Begin Input

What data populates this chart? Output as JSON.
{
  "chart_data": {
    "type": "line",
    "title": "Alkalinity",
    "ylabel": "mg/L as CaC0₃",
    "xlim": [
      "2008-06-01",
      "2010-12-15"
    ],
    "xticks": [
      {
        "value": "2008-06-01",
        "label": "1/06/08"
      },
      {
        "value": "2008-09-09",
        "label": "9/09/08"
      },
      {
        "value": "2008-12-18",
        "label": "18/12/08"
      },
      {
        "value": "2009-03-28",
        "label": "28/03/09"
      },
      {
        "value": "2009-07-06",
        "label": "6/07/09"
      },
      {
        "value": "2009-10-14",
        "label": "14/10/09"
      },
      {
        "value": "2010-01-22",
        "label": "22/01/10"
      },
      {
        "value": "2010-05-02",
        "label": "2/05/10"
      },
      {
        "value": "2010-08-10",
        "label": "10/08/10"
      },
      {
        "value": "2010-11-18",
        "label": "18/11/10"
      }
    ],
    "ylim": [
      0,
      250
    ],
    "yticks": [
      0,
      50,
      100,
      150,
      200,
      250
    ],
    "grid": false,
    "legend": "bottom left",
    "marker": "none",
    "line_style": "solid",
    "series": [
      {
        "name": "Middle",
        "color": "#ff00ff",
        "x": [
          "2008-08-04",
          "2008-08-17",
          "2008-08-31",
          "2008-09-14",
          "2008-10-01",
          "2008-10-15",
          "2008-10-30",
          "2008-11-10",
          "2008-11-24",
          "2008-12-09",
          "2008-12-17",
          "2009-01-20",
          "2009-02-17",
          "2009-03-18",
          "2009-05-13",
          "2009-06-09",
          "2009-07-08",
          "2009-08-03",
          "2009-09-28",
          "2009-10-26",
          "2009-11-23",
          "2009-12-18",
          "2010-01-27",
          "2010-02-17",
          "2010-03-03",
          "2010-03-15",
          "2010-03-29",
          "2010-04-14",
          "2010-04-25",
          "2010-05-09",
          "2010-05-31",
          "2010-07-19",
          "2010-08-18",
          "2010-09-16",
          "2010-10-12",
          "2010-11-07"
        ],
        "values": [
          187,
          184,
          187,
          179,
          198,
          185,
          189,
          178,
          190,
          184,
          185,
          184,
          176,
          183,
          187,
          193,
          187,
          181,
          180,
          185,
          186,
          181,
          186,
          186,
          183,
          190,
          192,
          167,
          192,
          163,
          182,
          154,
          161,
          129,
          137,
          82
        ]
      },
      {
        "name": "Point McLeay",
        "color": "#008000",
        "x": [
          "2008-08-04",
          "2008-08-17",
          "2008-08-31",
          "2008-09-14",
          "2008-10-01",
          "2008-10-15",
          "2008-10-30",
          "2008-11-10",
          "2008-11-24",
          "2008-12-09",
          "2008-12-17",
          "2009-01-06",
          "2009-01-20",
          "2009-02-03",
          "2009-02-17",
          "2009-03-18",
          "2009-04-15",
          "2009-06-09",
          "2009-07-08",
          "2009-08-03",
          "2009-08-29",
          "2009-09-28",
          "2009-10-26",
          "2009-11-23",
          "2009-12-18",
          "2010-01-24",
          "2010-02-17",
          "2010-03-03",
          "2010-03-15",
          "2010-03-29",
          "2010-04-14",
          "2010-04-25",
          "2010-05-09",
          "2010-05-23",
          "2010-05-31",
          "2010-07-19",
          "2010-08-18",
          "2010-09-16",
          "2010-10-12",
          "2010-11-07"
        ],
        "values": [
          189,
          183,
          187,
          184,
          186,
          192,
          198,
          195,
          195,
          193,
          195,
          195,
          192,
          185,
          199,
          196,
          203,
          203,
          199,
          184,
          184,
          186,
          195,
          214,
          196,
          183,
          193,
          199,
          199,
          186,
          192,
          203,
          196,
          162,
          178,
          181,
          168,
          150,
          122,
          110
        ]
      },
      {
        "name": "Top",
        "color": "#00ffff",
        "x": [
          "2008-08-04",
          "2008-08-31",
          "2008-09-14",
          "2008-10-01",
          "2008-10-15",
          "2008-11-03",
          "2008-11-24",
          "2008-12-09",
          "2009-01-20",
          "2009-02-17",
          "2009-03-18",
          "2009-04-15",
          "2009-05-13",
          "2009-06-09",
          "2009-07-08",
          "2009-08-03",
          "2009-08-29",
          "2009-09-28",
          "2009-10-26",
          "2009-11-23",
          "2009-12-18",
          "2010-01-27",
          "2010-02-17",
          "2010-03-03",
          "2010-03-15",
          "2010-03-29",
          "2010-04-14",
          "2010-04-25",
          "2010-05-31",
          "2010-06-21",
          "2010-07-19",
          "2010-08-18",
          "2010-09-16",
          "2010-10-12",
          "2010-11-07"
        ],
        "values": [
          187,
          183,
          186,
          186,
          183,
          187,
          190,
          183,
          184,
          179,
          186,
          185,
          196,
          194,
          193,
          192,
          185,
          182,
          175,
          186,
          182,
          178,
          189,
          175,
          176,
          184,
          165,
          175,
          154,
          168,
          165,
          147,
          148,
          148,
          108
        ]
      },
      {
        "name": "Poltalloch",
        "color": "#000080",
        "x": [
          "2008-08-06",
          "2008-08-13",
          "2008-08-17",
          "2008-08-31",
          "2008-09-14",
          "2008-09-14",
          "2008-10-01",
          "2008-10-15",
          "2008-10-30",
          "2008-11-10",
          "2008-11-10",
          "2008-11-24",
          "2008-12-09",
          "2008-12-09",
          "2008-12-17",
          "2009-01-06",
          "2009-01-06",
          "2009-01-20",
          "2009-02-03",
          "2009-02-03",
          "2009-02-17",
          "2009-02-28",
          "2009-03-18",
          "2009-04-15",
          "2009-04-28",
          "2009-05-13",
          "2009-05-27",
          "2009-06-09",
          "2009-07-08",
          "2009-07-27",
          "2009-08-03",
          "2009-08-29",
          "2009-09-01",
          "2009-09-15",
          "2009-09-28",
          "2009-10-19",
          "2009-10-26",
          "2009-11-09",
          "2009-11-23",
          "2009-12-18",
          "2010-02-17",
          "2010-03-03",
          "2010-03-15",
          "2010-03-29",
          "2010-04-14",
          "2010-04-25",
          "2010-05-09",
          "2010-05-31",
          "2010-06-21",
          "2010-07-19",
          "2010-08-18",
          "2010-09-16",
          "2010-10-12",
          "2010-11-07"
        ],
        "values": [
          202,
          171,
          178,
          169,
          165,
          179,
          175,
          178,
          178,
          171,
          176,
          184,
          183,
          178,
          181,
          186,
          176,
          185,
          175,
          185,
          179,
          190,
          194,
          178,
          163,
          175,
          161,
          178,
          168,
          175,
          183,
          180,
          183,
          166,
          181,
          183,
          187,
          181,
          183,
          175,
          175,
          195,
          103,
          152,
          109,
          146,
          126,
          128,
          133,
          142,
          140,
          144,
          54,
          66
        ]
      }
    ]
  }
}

End Input

Directions for this task: Each of the records should be retyped exactly.

Final result:
What data populates this chart? Output as JSON.
{
  "chart_data": {
    "type": "line",
    "title": "Alkalinity",
    "ylabel": "mg/L as CaC0₃",
    "xlim": [
      "2008-06-01",
      "2010-12-15"
    ],
    "xticks": [
      {
        "value": "2008-06-01",
        "label": "1/06/08"
      },
      {
        "value": "2008-09-09",
        "label": "9/09/08"
      },
      {
        "value": "2008-12-18",
        "label": "18/12/08"
      },
      {
        "value": "2009-03-28",
        "label": "28/03/09"
      },
      {
        "value": "2009-07-06",
        "label": "6/07/09"
      },
      {
        "value": "2009-10-14",
        "label": "14/10/09"
      },
      {
        "value": "2010-01-22",
        "label": "22/01/10"
      },
      {
        "value": "2010-05-02",
        "label": "2/05/10"
      },
      {
        "value": "2010-08-10",
        "label": "10/08/10"
      },
      {
        "value": "2010-11-18",
        "label": "18/11/10"
      }
    ],
    "ylim": [
      0,
      250
    ],
    "yticks": [
      0,
      50,
      100,
      150,
      200,
      250
    ],
    "grid": false,
    "legend": "bottom left",
    "marker": "none",
    "line_style": "solid",
    "series": [
      {
        "name": "Middle",
        "color": "#ff00ff",
        "x": [
          "2008-08-04",
          "2008-08-17",
          "2008-08-31",
          "2008-09-14",
          "2008-10-01",
          "2008-10-15",
          "2008-10-30",
          "2008-11-10",
          "2008-11-24",
          "2008-12-09",
          "2008-12-17",
          "2009-01-20",
          "2009-02-17",
          "2009-03-18",
          "2009-05-13",
          "2009-06-09",
          "2009-07-08",
          "2009-08-03",
          "2009-09-28",
          "2009-10-26",
          "2009-11-23",
          "2009-12-18",
          "2010-01-27",
          "2010-02-17",
          "2010-03-03",
          "2010-03-15",
          "2010-03-29",
          "2010-04-14",
          "2010-04-25",
          "2010-05-09",
          "2010-05-31",
          "2010-07-19",
          "2010-08-18",
          "2010-09-16",
          "2010-10-12",
          "2010-11-07"
        ],
        "values": [
          187,
          184,
          187,
          179,
          198,
          185,
          189,
          178,
          190,
          184,
          185,
          184,
          176,
          183,
          187,
          193,
          187,
          181,
          180,
          185,
          186,
          181,
          186,
          186,
          183,
          190,
          192,
          167,
          192,
          163,
          182,
          154,
          161,
          129,
          137,
          82
        ]
      },
      {
        "name": "Point McLeay",
        "color": "#008000",
        "x": [
          "2008-08-04",
          "2008-08-17",
          "2008-08-31",
          "2008-09-14",
          "2008-10-01",
          "2008-10-15",
          "2008-10-30",
          "2008-11-10",
          "2008-11-24",
          "2008-12-09",
          "2008-12-17",
          "2009-01-06",
          "2009-01-20",
          "2009-02-03",
          "2009-02-17",
          "2009-03-18",
          "2009-04-15",
          "2009-06-09",
          "2009-07-08",
          "2009-08-03",
          "2009-08-29",
          "2009-09-28",
          "2009-10-26",
          "2009-11-23",
          "2009-12-18",
          "2010-01-24",
          "2010-02-17",
          "2010-03-03",
          "2010-03-15",
          "2010-03-29",
          "2010-04-14",
          "2010-04-25",
          "2010-05-09",
          "2010-05-23",
          "2010-05-31",
          "2010-07-19",
          "2010-08-18",
          "2010-09-16",
          "2010-10-12",
          "2010-11-07"
        ],
        "values": [
          189,
          183,
          187,
          184,
          186,
          192,
          198,
          195,
          195,
          193,
          195,
          195,
          192,
          185,
          199,
          196,
          203,
          203,
          199,
          184,
          184,
          186,
          195,
          214,
          196,
          183,
          193,
          199,
          199,
          186,
          192,
          203,
          196,
          162,
          178,
          181,
          168,
          150,
          122,
          110
        ]
      },
      {
        "name": "Top",
        "color": "#00ffff",
        "x": [
          "2008-08-04",
          "2008-08-31",
          "2008-09-14",
          "2008-10-01",
          "2008-10-15",
          "2008-11-03",
          "2008-11-24",
          "2008-12-09",
          "2009-01-20",
          "2009-02-17",
          "2009-03-18",
          "2009-04-15",
          "2009-05-13",
          "2009-06-09",
          "2009-07-08",
          "2009-08-03",
          "2009-08-29",
          "2009-09-28",
          "2009-10-26",
          "2009-11-23",
          "2009-12-18",
          "2010-01-27",
          "2010-02-17",
          "2010-03-03",
          "2010-03-15",
          "2010-03-29",
          "2010-04-14",
          "2010-04-25",
          "2010-05-31",
          "2010-06-21",
          "2010-07-19",
          "2010-08-18",
          "2010-09-16",
          "2010-10-12",
          "2010-11-07"
        ],
        "values": [
          187,
          183,
          186,
          186,
          183,
          187,
          190,
          183,
          184,
          179,
          186,
          185,
          196,
          194,
          193,
          192,
          185,
          182,
          175,
          186,
          182,
          178,
          189,
          175,
          176,
          184,
          165,
          175,
          154,
          168,
          165,
          147,
          148,
          148,
          108
        ]
      },
      {
        "name": "Poltalloch",
        "color": "#000080",
        "x": [
          "2008-08-06",
          "2008-08-13",
          "2008-08-17",
          "2008-08-31",
          "2008-09-14",
          "2008-09-14",
          "2008-10-01",
          "2008-10-15",
          "2008-10-30",
          "2008-11-10",
          "2008-11-10",
          "2008-11-24",
          "2008-12-09",
          "2008-12-09",
          "2008-12-17",
          "2009-01-06",
          "2009-01-06",
          "2009-01-20",
          "2009-02-03",
          "2009-02-03",
          "2009-02-17",
          "2009-02-28",
          "2009-03-18",
          "2009-04-15",
          "2009-04-28",
          "2009-05-13",
          "2009-05-27",
          "2009-06-09",
          "2009-07-08",
          "2009-07-27",
          "2009-08-03",
          "2009-08-29",
          "2009-09-01",
          "2009-09-15",
          "2009-09-28",
          "2009-10-19",
          "2009-10-26",
          "2009-11-09",
          "2009-11-23",
          "2009-12-18",
          "2010-02-17",
          "2010-03-03",
          "2010-03-15",
          "2010-03-29",
          "2010-04-14",
          "2010-04-25",
          "2010-05-09",
          "2010-05-31",
          "2010-06-21",
          "2010-07-19",
          "2010-08-18",
          "2010-09-16",
          "2010-10-12",
          "2010-11-07"
        ],
        "values": [
          202,
          171,
          178,
          169,
          165,
          179,
          175,
          178,
          178,
          171,
          176,
          184,
          183,
          178,
          181,
          186,
          176,
          185,
          175,
          185,
          179,
          190,
          194,
          178,
          163,
          175,
          161,
          178,
          168,
          175,
          183,
          180,
          183,
          166,
          181,
          183,
          187,
          181,
          183,
          175,
          175,
          195,
          103,
          152,
          109,
          146,
          126,
          128,
          133,
          142,
          140,
          144,
          54,
          66
        ]
      }
    ]
  }
}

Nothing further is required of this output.